> [PASSAGE GIVEN]
────────────────────
Friday, June 30, 2006
NBI ‘misled’ on cybersex raid
By Karlon N. Rama
Sun.Star Staff Reporter


Law enforcers are trying to wipe out cybersex and online pornography, with agents of the National Bureau of Investigation (NBI) 7 raiding a mall-based software development firm yesterday.

They may have ended up with nothing.

The agents confiscated 10 computer sets from the Ex Web Applications System at the ground floor of a mall, but when a randomly selected unit was made to run in the presence of agents, the firm’s lawyers and some employees, only sexy photos apparently downloaded from an Internet site could be found.

Ex Web officials believe the NBI got fooled into making the raid through bad information fed by former colleagues.

Charito Amores, officer-in-charge of Ex Web, said three colleagues are under investigation upon orders of Ex Web’s Japanese financier for “making a cash cow” out of the company.

The firm’s marketed service is merely to make business software for client-companies in Japan.

‘Just begun’

“The investigation has just begun. We have already interviewed one of the officials involved,” Amores said, adding that the first person called was Ex Web’s manager.

The finance comptroller and an incorporator would have been next, she said. However, since the officials were under NBI custody, the firm decided to tap the bureau to do the probe.

NBI 7 Director Medardo de Lemos clarified that nobody was arrested and that no charges have been filed against any of the employees “invited for questioning” after the raid—Amores, Jose Barte, Renante Entera, Liza Camposano, Francis Tuñacao, Amalia Tate, Bal Fernandez, Harold Kim Cantil and Desiree Ababon.

He said the raid was lawfully done, with agents securing a warrant and taking only those that were specified in the document.

“Our specialists from Manila have yet to inspect (the seized computers) so we don’t know for certain what is inside,” said de Lemos.

Speaking before the Cebu Provincial Board (PB), de Lemos earlier admitted that the local NBI office does not have the capability to handle computer and Internet-related crimes beyond conventional evidence-gathering.

Call to mayors

PB Member Juan Bolo is calling on mayors of Cebu’s 47 towns and five component cities to lead the drive against cyber pornography.

In a resolution he submitted yesterday to the Provincial Secretary’s Office, Bolo said the local chief executives must be vigilant of residents who may be engaged in pornography using the Internet and must initiate action against violators.

Bolo cited reports that private homes are now being used as places not only for cyber pornography, but also for prostitution.
────────────────────
> [DATA EXCERPT]
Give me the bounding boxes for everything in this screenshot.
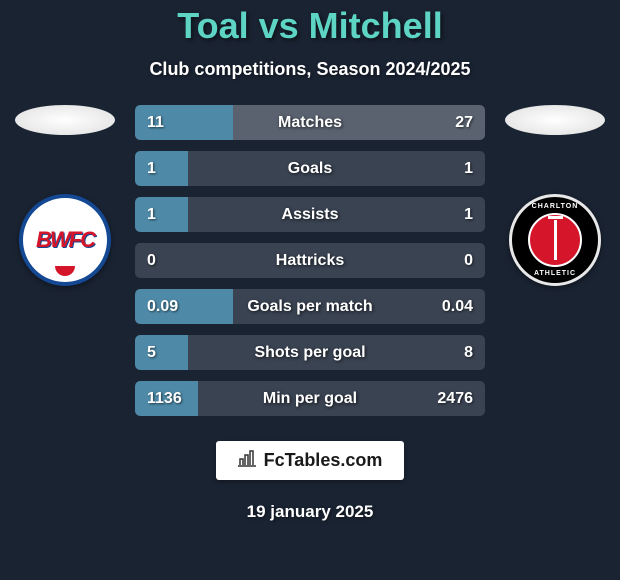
────────────────────
> [EXERCISE BRIEF] Echo the news report on the NBI cybersex raid word for word, between "The firm’s marketed" and "Ex Web’s manager.", inclusive. This material comes from another source.

> [ANSWER TO THIS EXERCISE]
The firm’s marketed service is merely to make business software for client-companies in Japan.

‘Just begun’

“The investigation has just begun. We have already interviewed one of the officials involved,” Amores said, adding that the first person called was Ex Web’s manager.